Will you print the material below without altering a single character?
---
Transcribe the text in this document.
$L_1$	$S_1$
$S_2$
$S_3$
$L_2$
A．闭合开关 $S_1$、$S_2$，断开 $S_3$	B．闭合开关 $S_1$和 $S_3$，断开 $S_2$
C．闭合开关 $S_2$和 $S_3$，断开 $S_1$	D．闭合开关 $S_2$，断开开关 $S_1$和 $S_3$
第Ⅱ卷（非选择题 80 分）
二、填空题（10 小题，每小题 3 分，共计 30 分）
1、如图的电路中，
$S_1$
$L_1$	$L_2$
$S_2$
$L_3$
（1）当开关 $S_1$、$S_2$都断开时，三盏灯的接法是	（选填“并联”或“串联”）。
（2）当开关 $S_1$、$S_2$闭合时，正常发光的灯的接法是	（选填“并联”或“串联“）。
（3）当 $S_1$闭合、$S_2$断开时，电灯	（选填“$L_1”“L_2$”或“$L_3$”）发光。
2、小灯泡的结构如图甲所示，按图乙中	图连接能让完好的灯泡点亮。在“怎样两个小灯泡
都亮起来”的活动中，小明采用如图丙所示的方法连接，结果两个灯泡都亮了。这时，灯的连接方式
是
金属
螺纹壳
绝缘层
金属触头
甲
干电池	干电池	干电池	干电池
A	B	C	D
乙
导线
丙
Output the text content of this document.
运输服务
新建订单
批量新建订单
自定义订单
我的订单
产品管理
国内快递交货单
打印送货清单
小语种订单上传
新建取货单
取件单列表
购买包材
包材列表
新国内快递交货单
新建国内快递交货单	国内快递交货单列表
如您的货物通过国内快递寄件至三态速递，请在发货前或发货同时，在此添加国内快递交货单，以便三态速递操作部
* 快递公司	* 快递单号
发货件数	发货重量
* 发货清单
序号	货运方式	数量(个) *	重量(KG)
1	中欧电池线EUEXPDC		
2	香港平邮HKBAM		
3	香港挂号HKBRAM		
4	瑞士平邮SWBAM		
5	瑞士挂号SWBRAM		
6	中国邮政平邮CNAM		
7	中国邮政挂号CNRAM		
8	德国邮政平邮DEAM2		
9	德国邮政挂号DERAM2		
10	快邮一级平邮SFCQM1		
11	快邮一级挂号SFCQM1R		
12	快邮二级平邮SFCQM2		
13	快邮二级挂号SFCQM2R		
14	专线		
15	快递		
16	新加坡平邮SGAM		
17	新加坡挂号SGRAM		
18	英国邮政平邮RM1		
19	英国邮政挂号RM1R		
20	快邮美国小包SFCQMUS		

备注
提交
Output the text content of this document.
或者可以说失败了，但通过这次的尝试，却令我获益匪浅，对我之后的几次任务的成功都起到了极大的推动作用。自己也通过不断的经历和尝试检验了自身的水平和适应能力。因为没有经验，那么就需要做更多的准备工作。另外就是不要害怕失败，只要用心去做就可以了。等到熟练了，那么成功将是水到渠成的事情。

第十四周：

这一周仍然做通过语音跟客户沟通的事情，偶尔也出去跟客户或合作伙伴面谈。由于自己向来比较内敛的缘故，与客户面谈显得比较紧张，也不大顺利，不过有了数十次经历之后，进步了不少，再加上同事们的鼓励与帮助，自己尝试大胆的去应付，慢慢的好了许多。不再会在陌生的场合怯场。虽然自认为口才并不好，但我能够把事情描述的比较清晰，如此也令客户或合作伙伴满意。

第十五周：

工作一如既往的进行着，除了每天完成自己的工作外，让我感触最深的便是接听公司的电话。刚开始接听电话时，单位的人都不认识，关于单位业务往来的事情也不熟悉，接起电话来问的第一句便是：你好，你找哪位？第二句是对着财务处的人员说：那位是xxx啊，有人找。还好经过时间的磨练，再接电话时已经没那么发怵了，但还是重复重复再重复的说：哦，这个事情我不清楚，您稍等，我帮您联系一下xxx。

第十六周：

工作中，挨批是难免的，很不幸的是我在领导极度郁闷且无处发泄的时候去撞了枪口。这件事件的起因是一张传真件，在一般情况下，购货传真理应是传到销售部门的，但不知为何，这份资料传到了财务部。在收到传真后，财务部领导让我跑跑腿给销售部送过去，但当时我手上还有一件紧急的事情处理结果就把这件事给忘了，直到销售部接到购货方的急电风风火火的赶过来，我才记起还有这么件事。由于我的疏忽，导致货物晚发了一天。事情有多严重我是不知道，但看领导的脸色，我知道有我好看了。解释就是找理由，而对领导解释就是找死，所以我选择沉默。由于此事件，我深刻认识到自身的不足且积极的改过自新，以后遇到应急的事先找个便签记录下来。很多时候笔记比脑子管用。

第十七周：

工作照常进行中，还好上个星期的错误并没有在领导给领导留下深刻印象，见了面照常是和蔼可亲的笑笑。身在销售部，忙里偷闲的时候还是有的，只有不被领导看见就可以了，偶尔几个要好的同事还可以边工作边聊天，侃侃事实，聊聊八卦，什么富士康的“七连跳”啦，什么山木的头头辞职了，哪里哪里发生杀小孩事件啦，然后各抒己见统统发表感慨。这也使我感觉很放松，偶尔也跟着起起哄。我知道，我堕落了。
---
▸ Solution to the problem:
Transcribe the text in this document.
$L_1$	$S_1$
$S_2$
$S_3$
$L_2$
A．闭合开关 $S_1$、$S_2$，断开 $S_3$	B．闭合开关 $S_1$和 $S_3$，断开 $S_2$
C．闭合开关 $S_2$和 $S_3$，断开 $S_1$	D．闭合开关 $S_2$，断开开关 $S_1$和 $S_3$
第Ⅱ卷（非选择题 80 分）
二、填空题（10 小题，每小题 3 分，共计 30 分）
1、如图的电路中，
$S_1$
$L_1$	$L_2$
$S_2$
$L_3$
（1）当开关 $S_1$、$S_2$都断开时，三盏灯的接法是	（选填“并联”或“串联”）。
（2）当开关 $S_1$、$S_2$闭合时，正常发光的灯的接法是	（选填“并联”或“串联“）。
（3）当 $S_1$闭合、$S_2$断开时，电灯	（选填“$L_1”“L_2$”或“$L_3$”）发光。
2、小灯泡的结构如图甲所示，按图乙中	图连接能让完好的灯泡点亮。在“怎样两个小灯泡
都亮起来”的活动中，小明采用如图丙所示的方法连接，结果两个灯泡都亮了。这时，灯的连接方式
是
金属
螺纹壳
绝缘层
金属触头
甲
干电池	干电池	干电池	干电池
A	B	C	D
乙
导线
丙
Output the text content of this document.
运输服务
新建订单
批量新建订单
自定义订单
我的订单
产品管理
国内快递交货单
打印送货清单
小语种订单上传
新建取货单
取件单列表
购买包材
包材列表
新国内快递交货单
新建国内快递交货单	国内快递交货单列表
如您的货物通过国内快递寄件至三态速递，请在发货前或发货同时，在此添加国内快递交货单，以便三态速递操作部
* 快递公司	* 快递单号
发货件数	发货重量
* 发货清单
序号	货运方式	数量(个) *	重量(KG)
1	中欧电池线EUEXPDC		
2	香港平邮HKBAM		
3	香港挂号HKBRAM		
4	瑞士平邮SWBAM		
5	瑞士挂号SWBRAM		
6	中国邮政平邮CNAM		
7	中国邮政挂号CNRAM		
8	德国邮政平邮DEAM2		
9	德国邮政挂号DERAM2		
10	快邮一级平邮SFCQM1		
11	快邮一级挂号SFCQM1R		
12	快邮二级平邮SFCQM2		
13	快邮二级挂号SFCQM2R		
14	专线		
15	快递		
16	新加坡平邮SGAM		
17	新加坡挂号SGRAM		
18	英国邮政平邮RM1		
19	英国邮政挂号RM1R		
20	快邮美国小包SFCQMUS		

备注
提交
Output the text content of this document.
或者可以说失败了，但通过这次的尝试，却令我获益匪浅，对我之后的几次任务的成功都起到了极大的推动作用。自己也通过不断的经历和尝试检验了自身的水平和适应能力。因为没有经验，那么就需要做更多的准备工作。另外就是不要害怕失败，只要用心去做就可以了。等到熟练了，那么成功将是水到渠成的事情。

第十四周：

这一周仍然做通过语音跟客户沟通的事情，偶尔也出去跟客户或合作伙伴面谈。由于自己向来比较内敛的缘故，与客户面谈显得比较紧张，也不大顺利，不过有了数十次经历之后，进步了不少，再加上同事们的鼓励与帮助，自己尝试大胆的去应付，慢慢的好了许多。不再会在陌生的场合怯场。虽然自认为口才并不好，但我能够把事情描述的比较清晰，如此也令客户或合作伙伴满意。

第十五周：

工作一如既往的进行着，除了每天完成自己的工作外，让我感触最深的便是接听公司的电话。刚开始接听电话时，单位的人都不认识，关于单位业务往来的事情也不熟悉，接起电话来问的第一句便是：你好，你找哪位？第二句是对着财务处的人员说：那位是xxx啊，有人找。还好经过时间的磨练，再接电话时已经没那么发怵了，但还是重复重复再重复的说：哦，这个事情我不清楚，您稍等，我帮您联系一下xxx。

第十六周：

工作中，挨批是难免的，很不幸的是我在领导极度郁闷且无处发泄的时候去撞了枪口。这件事件的起因是一张传真件，在一般情况下，购货传真理应是传到销售部门的，但不知为何，这份资料传到了财务部。在收到传真后，财务部领导让我跑跑腿给销售部送过去，但当时我手上还有一件紧急的事情处理结果就把这件事给忘了，直到销售部接到购货方的急电风风火火的赶过来，我才记起还有这么件事。由于我的疏忽，导致货物晚发了一天。事情有多严重我是不知道，但看领导的脸色，我知道有我好看了。解释就是找理由，而对领导解释就是找死，所以我选择沉默。由于此事件，我深刻认识到自身的不足且积极的改过自新，以后遇到应急的事先找个便签记录下来。很多时候笔记比脑子管用。

第十七周：

工作照常进行中，还好上个星期的错误并没有在领导给领导留下深刻印象，见了面照常是和蔼可亲的笑笑。身在销售部，忙里偷闲的时候还是有的，只有不被领导看见就可以了，偶尔几个要好的同事还可以边工作边聊天，侃侃事实，聊聊八卦，什么富士康的“七连跳”啦，什么山木的头头辞职了，哪里哪里发生杀小孩事件啦，然后各抒己见统统发表感慨。这也使我感觉很放松，偶尔也跟着起起哄。我知道，我堕落了。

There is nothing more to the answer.